__REQUEST__: Write out the records word for word, from the very first line through the line with "legend-swatch xyxy=(662,702,676,716)", including both of those lines.

__INPUT MATERIAL__:
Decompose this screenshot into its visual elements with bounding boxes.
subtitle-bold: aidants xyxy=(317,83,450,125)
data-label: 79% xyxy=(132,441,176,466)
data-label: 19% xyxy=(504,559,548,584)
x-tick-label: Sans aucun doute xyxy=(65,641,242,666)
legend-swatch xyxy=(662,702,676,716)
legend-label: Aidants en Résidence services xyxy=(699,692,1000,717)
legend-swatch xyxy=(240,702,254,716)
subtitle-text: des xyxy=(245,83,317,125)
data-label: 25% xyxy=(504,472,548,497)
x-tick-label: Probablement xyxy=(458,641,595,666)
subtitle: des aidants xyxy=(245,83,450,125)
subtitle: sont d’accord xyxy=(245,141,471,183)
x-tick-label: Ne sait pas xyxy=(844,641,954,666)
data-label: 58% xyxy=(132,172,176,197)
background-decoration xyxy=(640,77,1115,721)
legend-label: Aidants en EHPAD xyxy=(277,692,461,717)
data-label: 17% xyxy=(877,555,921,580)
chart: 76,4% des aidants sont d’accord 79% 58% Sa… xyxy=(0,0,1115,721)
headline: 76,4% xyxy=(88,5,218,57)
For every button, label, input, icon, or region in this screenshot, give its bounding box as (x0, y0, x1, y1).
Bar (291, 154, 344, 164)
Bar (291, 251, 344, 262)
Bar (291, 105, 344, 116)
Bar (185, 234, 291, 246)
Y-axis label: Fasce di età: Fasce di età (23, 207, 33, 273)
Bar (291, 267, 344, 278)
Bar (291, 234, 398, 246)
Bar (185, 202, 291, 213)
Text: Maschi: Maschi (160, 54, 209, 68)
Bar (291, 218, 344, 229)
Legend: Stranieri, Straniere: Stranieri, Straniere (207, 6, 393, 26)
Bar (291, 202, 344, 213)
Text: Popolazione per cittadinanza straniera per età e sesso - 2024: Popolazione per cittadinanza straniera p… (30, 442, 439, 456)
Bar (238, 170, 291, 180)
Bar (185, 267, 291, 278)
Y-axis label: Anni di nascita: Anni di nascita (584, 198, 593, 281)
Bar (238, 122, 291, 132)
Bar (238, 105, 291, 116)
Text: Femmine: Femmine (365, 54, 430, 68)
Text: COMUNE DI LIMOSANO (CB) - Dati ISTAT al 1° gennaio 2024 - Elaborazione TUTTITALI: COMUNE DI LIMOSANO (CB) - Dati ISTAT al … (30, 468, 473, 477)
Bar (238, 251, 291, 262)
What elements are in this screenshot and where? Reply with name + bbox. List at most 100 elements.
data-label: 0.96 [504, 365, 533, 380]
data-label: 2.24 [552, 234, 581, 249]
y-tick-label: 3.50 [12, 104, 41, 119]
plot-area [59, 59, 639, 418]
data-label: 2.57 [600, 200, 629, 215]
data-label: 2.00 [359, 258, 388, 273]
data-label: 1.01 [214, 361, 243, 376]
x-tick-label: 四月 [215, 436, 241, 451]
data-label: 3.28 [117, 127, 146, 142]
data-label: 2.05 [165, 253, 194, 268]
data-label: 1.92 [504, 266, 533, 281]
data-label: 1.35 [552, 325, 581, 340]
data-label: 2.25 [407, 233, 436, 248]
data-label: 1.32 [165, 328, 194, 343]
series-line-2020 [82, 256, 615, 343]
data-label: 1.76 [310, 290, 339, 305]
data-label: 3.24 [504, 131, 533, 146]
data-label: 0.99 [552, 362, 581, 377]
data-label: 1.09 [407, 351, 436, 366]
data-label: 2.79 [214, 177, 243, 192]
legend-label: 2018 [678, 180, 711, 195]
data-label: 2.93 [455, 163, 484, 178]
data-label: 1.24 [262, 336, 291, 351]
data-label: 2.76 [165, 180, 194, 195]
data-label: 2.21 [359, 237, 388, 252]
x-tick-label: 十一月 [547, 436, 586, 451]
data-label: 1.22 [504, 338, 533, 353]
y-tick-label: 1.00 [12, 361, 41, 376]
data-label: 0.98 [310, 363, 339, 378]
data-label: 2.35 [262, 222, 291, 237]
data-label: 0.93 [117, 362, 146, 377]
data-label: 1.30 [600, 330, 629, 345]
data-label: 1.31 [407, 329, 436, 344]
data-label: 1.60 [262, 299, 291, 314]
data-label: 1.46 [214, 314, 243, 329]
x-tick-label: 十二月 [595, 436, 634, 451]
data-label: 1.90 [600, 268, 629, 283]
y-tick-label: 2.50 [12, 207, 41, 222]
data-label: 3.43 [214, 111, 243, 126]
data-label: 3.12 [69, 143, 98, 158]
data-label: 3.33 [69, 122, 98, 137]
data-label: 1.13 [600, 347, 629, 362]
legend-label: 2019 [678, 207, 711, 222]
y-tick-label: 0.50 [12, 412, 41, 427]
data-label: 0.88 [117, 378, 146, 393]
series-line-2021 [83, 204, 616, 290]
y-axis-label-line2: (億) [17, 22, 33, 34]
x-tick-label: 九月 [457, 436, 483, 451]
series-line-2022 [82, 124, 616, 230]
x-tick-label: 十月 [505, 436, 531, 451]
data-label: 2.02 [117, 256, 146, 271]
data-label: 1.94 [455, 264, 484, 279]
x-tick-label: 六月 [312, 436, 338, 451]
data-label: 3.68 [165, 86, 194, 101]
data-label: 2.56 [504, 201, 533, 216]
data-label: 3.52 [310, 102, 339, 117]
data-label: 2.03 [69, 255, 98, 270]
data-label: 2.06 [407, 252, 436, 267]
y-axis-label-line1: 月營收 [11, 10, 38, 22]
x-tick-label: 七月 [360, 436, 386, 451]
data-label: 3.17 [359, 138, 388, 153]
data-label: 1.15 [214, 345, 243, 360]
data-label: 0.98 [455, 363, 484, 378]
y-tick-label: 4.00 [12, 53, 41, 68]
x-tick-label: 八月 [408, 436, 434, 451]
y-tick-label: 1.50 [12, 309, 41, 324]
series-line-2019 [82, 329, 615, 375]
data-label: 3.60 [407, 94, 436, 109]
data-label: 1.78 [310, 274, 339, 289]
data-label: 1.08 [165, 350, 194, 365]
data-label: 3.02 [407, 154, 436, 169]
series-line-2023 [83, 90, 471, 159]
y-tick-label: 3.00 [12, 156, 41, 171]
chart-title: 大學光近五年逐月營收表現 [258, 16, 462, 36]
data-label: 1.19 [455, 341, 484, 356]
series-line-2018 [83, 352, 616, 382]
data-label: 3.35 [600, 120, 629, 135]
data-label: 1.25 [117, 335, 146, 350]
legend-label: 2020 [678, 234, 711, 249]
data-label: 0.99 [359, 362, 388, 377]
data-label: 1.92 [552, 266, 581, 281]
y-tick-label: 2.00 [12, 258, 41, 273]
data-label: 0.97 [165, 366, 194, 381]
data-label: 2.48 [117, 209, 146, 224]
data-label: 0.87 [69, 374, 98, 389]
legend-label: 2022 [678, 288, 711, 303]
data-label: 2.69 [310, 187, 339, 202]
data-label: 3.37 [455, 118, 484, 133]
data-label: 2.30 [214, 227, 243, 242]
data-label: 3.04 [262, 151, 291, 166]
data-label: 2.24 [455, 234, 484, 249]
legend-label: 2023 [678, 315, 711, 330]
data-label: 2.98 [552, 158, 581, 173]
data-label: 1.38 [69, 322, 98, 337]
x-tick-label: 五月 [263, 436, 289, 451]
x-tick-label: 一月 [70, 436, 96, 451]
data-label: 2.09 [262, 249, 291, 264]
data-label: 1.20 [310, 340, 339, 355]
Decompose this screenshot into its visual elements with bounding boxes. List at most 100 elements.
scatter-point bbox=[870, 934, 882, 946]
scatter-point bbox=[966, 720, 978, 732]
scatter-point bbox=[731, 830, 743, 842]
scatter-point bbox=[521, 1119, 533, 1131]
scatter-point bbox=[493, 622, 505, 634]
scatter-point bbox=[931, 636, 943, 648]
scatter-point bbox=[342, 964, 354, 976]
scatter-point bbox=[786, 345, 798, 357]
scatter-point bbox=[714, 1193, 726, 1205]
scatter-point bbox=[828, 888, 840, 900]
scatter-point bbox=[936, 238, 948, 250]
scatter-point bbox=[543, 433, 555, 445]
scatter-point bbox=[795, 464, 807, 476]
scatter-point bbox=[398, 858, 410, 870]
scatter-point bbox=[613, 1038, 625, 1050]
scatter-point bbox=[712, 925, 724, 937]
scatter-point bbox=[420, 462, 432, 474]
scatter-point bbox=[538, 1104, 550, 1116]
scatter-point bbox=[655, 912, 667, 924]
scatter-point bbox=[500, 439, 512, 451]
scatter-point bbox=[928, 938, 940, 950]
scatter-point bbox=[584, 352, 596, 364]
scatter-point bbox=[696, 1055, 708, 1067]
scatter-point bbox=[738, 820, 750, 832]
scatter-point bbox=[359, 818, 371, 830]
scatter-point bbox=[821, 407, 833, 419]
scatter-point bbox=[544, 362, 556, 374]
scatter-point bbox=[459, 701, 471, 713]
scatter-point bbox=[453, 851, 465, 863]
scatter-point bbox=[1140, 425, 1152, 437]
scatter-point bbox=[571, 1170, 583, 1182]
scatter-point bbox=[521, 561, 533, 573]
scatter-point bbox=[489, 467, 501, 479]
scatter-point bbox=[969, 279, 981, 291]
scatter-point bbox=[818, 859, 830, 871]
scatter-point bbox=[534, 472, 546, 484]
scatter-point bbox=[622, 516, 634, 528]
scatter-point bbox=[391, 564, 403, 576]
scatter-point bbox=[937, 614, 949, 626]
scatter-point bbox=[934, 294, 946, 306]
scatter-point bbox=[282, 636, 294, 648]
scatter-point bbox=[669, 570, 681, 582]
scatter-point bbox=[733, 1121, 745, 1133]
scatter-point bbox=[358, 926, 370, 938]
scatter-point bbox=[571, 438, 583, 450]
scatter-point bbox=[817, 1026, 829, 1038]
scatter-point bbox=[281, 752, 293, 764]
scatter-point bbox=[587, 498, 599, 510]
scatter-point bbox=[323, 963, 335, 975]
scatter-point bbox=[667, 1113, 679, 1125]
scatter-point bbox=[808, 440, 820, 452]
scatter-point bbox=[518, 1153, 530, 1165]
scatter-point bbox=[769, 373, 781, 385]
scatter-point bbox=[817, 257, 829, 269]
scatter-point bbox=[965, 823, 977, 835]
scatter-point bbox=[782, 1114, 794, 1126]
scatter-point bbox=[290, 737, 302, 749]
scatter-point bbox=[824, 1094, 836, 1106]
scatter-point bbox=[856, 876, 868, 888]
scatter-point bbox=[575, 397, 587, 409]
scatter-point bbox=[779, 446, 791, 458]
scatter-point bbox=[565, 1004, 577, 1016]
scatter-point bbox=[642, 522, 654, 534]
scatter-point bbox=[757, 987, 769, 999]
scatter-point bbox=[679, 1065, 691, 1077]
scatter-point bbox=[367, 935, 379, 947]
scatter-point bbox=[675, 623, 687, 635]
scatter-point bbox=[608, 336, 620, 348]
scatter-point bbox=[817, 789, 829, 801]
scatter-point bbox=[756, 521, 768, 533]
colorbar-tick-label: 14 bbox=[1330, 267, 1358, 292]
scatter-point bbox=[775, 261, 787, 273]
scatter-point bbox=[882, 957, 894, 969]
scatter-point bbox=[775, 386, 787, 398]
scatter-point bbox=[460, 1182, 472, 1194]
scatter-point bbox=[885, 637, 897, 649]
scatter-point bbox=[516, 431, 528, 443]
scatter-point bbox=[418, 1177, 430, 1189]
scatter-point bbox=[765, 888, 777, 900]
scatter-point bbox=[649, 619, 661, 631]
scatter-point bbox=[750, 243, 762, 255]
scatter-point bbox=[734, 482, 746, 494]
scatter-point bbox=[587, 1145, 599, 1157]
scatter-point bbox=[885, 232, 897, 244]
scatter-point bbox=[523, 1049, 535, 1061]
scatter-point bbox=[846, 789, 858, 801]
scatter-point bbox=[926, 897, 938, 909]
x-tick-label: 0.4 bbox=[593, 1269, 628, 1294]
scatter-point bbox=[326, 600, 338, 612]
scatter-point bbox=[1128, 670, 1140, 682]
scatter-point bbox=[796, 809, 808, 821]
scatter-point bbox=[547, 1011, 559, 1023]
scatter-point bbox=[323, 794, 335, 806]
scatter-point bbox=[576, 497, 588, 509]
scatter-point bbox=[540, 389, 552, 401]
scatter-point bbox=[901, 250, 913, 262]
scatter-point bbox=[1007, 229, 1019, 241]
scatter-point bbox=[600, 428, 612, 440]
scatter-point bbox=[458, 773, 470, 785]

__WRITTEN SOLUTION__:
Decompose this screenshot into its visual elements with bounding boxes.
subtitle-bold: aidants xyxy=(317,83,450,125)
data-label: 79% xyxy=(132,441,176,466)
data-label: 19% xyxy=(504,559,548,584)
x-tick-label: Sans aucun doute xyxy=(65,641,242,666)
legend-swatch xyxy=(662,702,676,716)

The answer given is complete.